What needs to be done:
Search the records for the line with "What does this". Output that line and each line after it, exactly, and stop at the end; omit pictures.

Data entries:
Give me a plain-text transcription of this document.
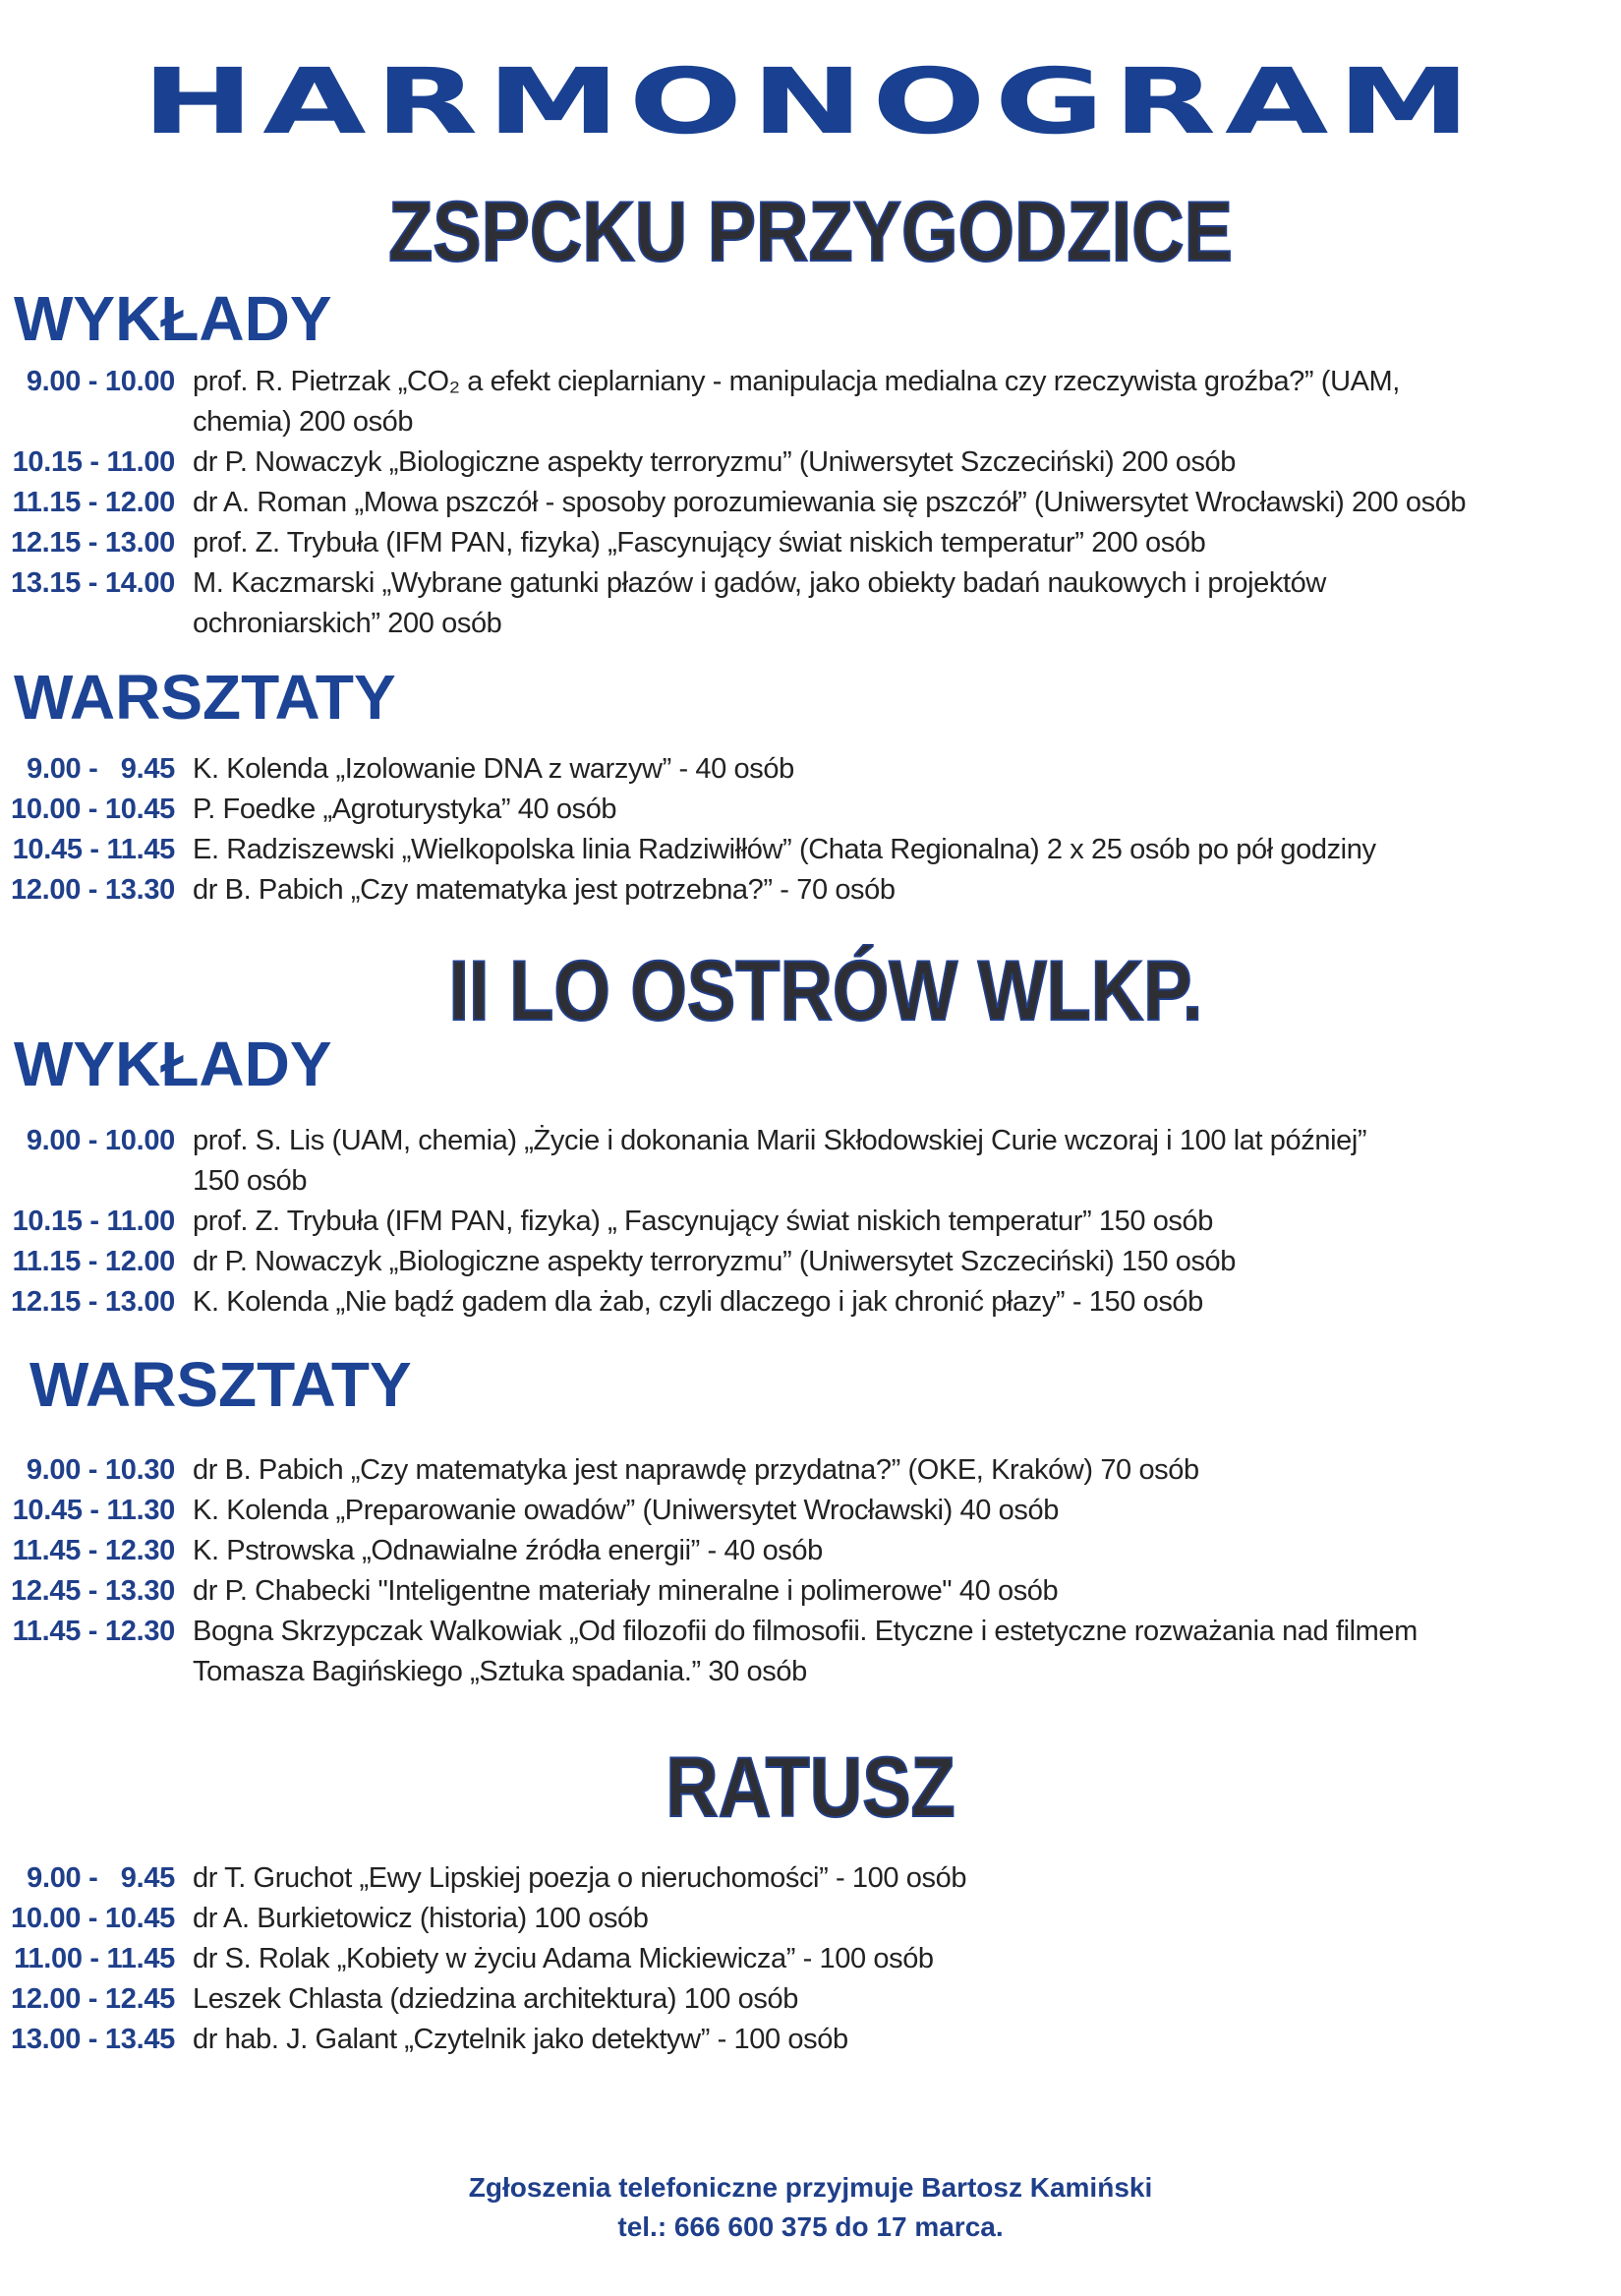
HARMONOGRAM
ZSPCKU PRZYGODZICE
WYKŁADY
9.00 - 10.00 prof. R. Pietrzak „CO₂ a efekt cieplarniany - manipulacja medialna czy rzeczywista groźba?” (UAM,
chemia) 200 osób
10.15 - 11.00 dr P. Nowaczyk „Biologiczne aspekty terroryzmu” (Uniwersytet Szczeciński) 200 osób
11.15 - 12.00 dr A. Roman „Mowa pszczół - sposoby porozumiewania się pszczół” (Uniwersytet Wrocławski) 200 osób
12.15 - 13.00 prof. Z. Trybuła (IFM PAN, fizyka) „Fascynujący świat niskich temperatur” 200 osób
13.15 - 14.00 M. Kaczmarski „Wybrane gatunki płazów i gadów, jako obiekty badań naukowych i projektów
ochroniarskich” 200 osób
WARSZTATY
9.00 -   9.45 K. Kolenda „Izolowanie DNA z warzyw” - 40 osób
10.00 - 10.45 P. Foedke „Agroturystyka” 40 osób
10.45 - 11.45 E. Radziszewski „Wielkopolska linia Radziwiłłów” (Chata Regionalna) 2 x 25 osób po pół godziny
12.00 - 13.30 dr B. Pabich „Czy matematyka jest potrzebna?” - 70 osób
II LO OSTRÓW WLKP.
WYKŁADY
9.00 - 10.00 prof. S. Lis (UAM, chemia) „Życie i dokonania Marii Skłodowskiej Curie wczoraj i 100 lat później”
150 osób
10.15 - 11.00 prof. Z. Trybuła (IFM PAN, fizyka) „ Fascynujący świat niskich temperatur” 150 osób
11.15 - 12.00 dr P. Nowaczyk „Biologiczne aspekty terroryzmu” (Uniwersytet Szczeciński) 150 osób
12.15 - 13.00 K. Kolenda „Nie bądź gadem dla żab, czyli dlaczego i jak chronić płazy” - 150 osób
WARSZTATY
9.00 - 10.30 dr B. Pabich „Czy matematyka jest naprawdę przydatna?” (OKE, Kraków) 70 osób
10.45 - 11.30 K. Kolenda „Preparowanie owadów” (Uniwersytet Wrocławski) 40 osób
11.45 - 12.30 K. Pstrowska „Odnawialne źródła energii” - 40 osób
12.45 - 13.30 dr P. Chabecki "Inteligentne materiały mineralne i polimerowe" 40 osób
11.45 - 12.30 Bogna Skrzypczak Walkowiak „Od filozofii do filmosofii. Etyczne i estetyczne rozważania nad filmem
Tomasza Bagińskiego „Sztuka spadania.” 30 osób
RATUSZ
9.00 -   9.45 dr T. Gruchot „Ewy Lipskiej poezja o nieruchomości” - 100 osób
10.00 - 10.45 dr A. Burkietowicz (historia) 100 osób
11.00 - 11.45 dr S. Rolak „Kobiety w życiu Adama Mickiewicza” - 100 osób
12.00 - 12.45 Leszek Chlasta (dziedzina architektura) 100 osób
13.00 - 13.45 dr hab. J. Galant „Czytelnik jako detektyw” - 100 osób
Zgłoszenia telefoniczne przyjmuje Bartosz Kamiński
tel.: 666 600 375 do 17 marca.
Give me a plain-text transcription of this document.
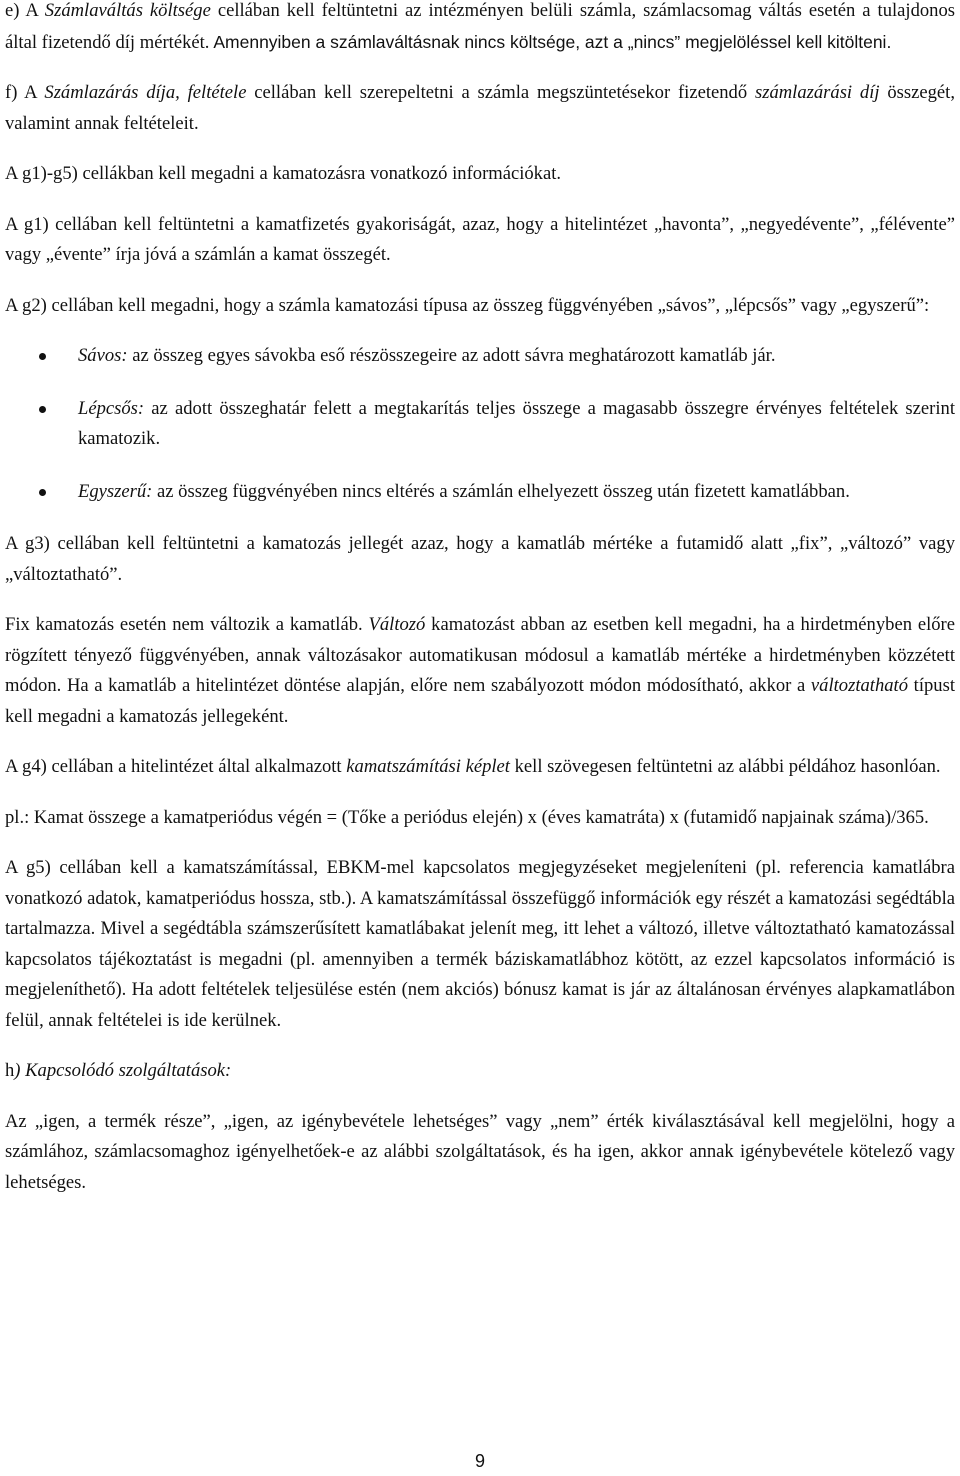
e) A Számlaváltás költsége cellában kell feltüntetni az intézményen belüli számla, számlacsomag váltás esetén a tulajdonos által fizetendő díj mértékét. Amennyiben a számlaváltásnak nincs költsége, azt a „nincs” megjelöléssel kell kitölteni.

f) A Számlazárás díja, feltétele cellában kell szerepeltetni a számla megszüntetésekor fizetendő számlazárási díj összegét, valamint annak feltételeit.

A g1)-g5) cellákban kell megadni a kamatozásra vonatkozó információkat.

A g1) cellában kell feltüntetni a kamatfizetés gyakoriságát, azaz, hogy a hitelintézet „havonta”, „negyedévente”, „félévente” vagy „évente” írja jóvá a számlán a kamat összegét.

A g2) cellában kell megadni, hogy a számla kamatozási típusa az összeg függvényében „sávos”, „lépcsős” vagy „egyszerű”:

Sávos: az összeg egyes sávokba eső részösszegeire az adott sávra meghatározott kamatláb jár.
Lépcsős: az adott összeghatár felett a megtakarítás teljes összege a magasabb összegre érvényes feltételek szerint kamatozik.
Egyszerű: az összeg függvényében nincs eltérés a számlán elhelyezett összeg után fizetett kamatlábban.

A g3) cellában kell feltüntetni a kamatozás jellegét azaz, hogy a kamatláb mértéke a futamidő alatt „fix”, „változó” vagy „változtatható”.

Fix kamatozás esetén nem változik a kamatláb. Változó kamatozást abban az esetben kell megadni, ha a hirdetményben előre rögzített tényező függvényében, annak változásakor automatikusan módosul a kamatláb mértéke a hirdetményben közzétett módon. Ha a kamatláb a hitelintézet döntése alapján, előre nem szabályozott módon módosítható, akkor a változtatható típust kell megadni a kamatozás jellegeként.

A g4) cellában a hitelintézet által alkalmazott kamatszámítási képlet kell szövegesen feltüntetni az alábbi példához hasonlóan.

pl.: Kamat összege a kamatperiódus végén = (Tőke a periódus elején) x (éves kamatráta) x (futamidő napjainak száma)/365.

A g5) cellában kell a kamatszámítással, EBKM-mel kapcsolatos megjegyzéseket megjeleníteni (pl. referencia kamatlábra vonatkozó adatok, kamatperiódus hossza, stb.). A kamatszámítással összefüggő információk egy részét a kamatozási segédtábla tartalmazza. Mivel a segédtábla számszerűsített kamatlábakat jelenít meg, itt lehet a változó, illetve változtatható kamatozással kapcsolatos tájékoztatást is megadni (pl. amennyiben a termék báziskamatlábhoz kötött, az ezzel kapcsolatos információ is megjeleníthető). Ha adott feltételek teljesülése estén (nem akciós) bónusz kamat is jár az általánosan érvényes alapkamatlábon felül, annak feltételei is ide kerülnek.

h) Kapcsolódó szolgáltatások:

Az „igen, a termék része”, „igen, az igénybevétele lehetséges” vagy „nem” érték kiválasztásával kell megjelölni, hogy a számlához, számlacsomaghoz igényelhetőek-e az alábbi szolgáltatások, és ha igen, akkor annak igénybevétele kötelező vagy lehetséges.

9
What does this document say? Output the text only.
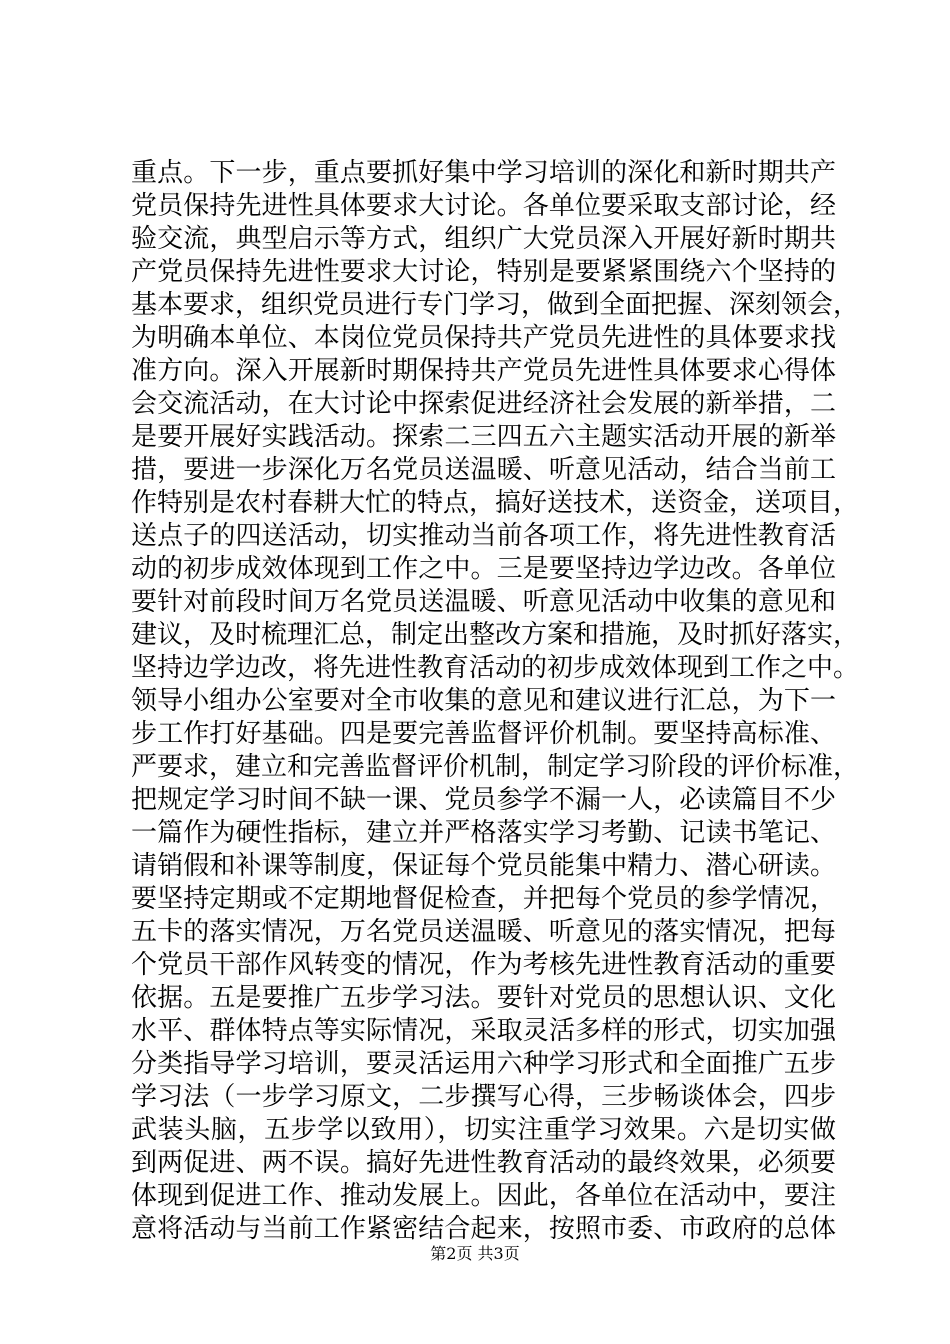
重点。下一步，重点要抓好集中学习培训的深化和新时期共产
党员保持先进性具体要求大讨论。各单位要采取支部讨论，经
验交流，典型启示等方式，组织广大党员深入开展好新时期共
产党员保持先进性要求大讨论，特别是要紧紧围绕六个坚持的
基本要求，组织党员进行专门学习，做到全面把握、深刻领会，
为明确本单位、本岗位党员保持共产党员先进性的具体要求找
准方向。深入开展新时期保持共产党员先进性具体要求心得体
会交流活动，在大讨论中探索促进经济社会发展的新举措，二
是要开展好实践活动。探索二三四五六主题实活动开展的新举
措，要进一步深化万名党员送温暖、听意见活动，结合当前工
作特别是农村春耕大忙的特点，搞好送技术，送资金，送项目，
送点子的四送活动，切实推动当前各项工作，将先进性教育活
动的初步成效体现到工作之中。三是要坚持边学边改。各单位
要针对前段时间万名党员送温暖、听意见活动中收集的意见和
建议，及时梳理汇总，制定出整改方案和措施，及时抓好落实，
坚持边学边改，将先进性教育活动的初步成效体现到工作之中。
领导小组办公室要对全市收集的意见和建议进行汇总，为下一
步工作打好基础。四是要完善监督评价机制。要坚持高标准、
严要求，建立和完善监督评价机制，制定学习阶段的评价标准，
把规定学习时间不缺一课、党员参学不漏一人，必读篇目不少
一篇作为硬性指标，建立并严格落实学习考勤、记读书笔记、
请销假和补课等制度，保证每个党员能集中精力、潜心研读。
要坚持定期或不定期地督促检查，并把每个党员的参学情况，
五卡的落实情况，万名党员送温暖、听意见的落实情况，把每
个党员干部作风转变的情况，作为考核先进性教育活动的重要
依据。五是要推广五步学习法。要针对党员的思想认识、文化
水平、群体特点等实际情况，采取灵活多样的形式，切实加强
分类指导学习培训，要灵活运用六种学习形式和全面推广五步
学习法（一步学习原文，二步撰写心得，三步畅谈体会，四步
武装头脑，五步学以致用），切实注重学习效果。六是切实做
到两促进、两不误。搞好先进性教育活动的最终效果，必须要
体现到促进工作、推动发展上。因此，各单位在活动中，要注
意将活动与当前工作紧密结合起来，按照市委、市政府的总体
第2页 共3页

Exercise answer:
What does this document say? Output the text only.
重点。下一步，重点要抓好集中学习培训的深化和新时期共产
党员保持先进性具体要求大讨论。各单位要采取支部讨论，经
验交流，典型启示等方式，组织广大党员深入开展好新时期共
产党员保持先进性要求大讨论，特别是要紧紧围绕六个坚持的
基本要求，组织党员进行专门学习，做到全面把握、深刻领会，
为明确本单位、本岗位党员保持共产党员先进性的具体要求找
准方向。深入开展新时期保持共产党员先进性具体要求心得体
会交流活动，在大讨论中探索促进经济社会发展的新举措，二
是要开展好实践活动。探索二三四五六主题实活动开展的新举
措，要进一步深化万名党员送温暖、听意见活动，结合当前工
作特别是农村春耕大忙的特点，搞好送技术，送资金，送项目，
送点子的四送活动，切实推动当前各项工作，将先进性教育活
动的初步成效体现到工作之中。三是要坚持边学边改。各单位
要针对前段时间万名党员送温暖、听意见活动中收集的意见和
建议，及时梳理汇总，制定出整改方案和措施，及时抓好落实，
坚持边学边改，将先进性教育活动的初步成效体现到工作之中。
领导小组办公室要对全市收集的意见和建议进行汇总，为下一
步工作打好基础。四是要完善监督评价机制。要坚持高标准、
严要求，建立和完善监督评价机制，制定学习阶段的评价标准，
把规定学习时间不缺一课、党员参学不漏一人，必读篇目不少
一篇作为硬性指标，建立并严格落实学习考勤、记读书笔记、
请销假和补课等制度，保证每个党员能集中精力、潜心研读。
要坚持定期或不定期地督促检查，并把每个党员的参学情况，
五卡的落实情况，万名党员送温暖、听意见的落实情况，把每
个党员干部作风转变的情况，作为考核先进性教育活动的重要
依据。五是要推广五步学习法。要针对党员的思想认识、文化
水平、群体特点等实际情况，采取灵活多样的形式，切实加强
分类指导学习培训，要灵活运用六种学习形式和全面推广五步
学习法（一步学习原文，二步撰写心得，三步畅谈体会，四步
武装头脑，五步学以致用），切实注重学习效果。六是切实做
到两促进、两不误。搞好先进性教育活动的最终效果，必须要
体现到促进工作、推动发展上。因此，各单位在活动中，要注
意将活动与当前工作紧密结合起来，按照市委、市政府的总体
第2页 共3页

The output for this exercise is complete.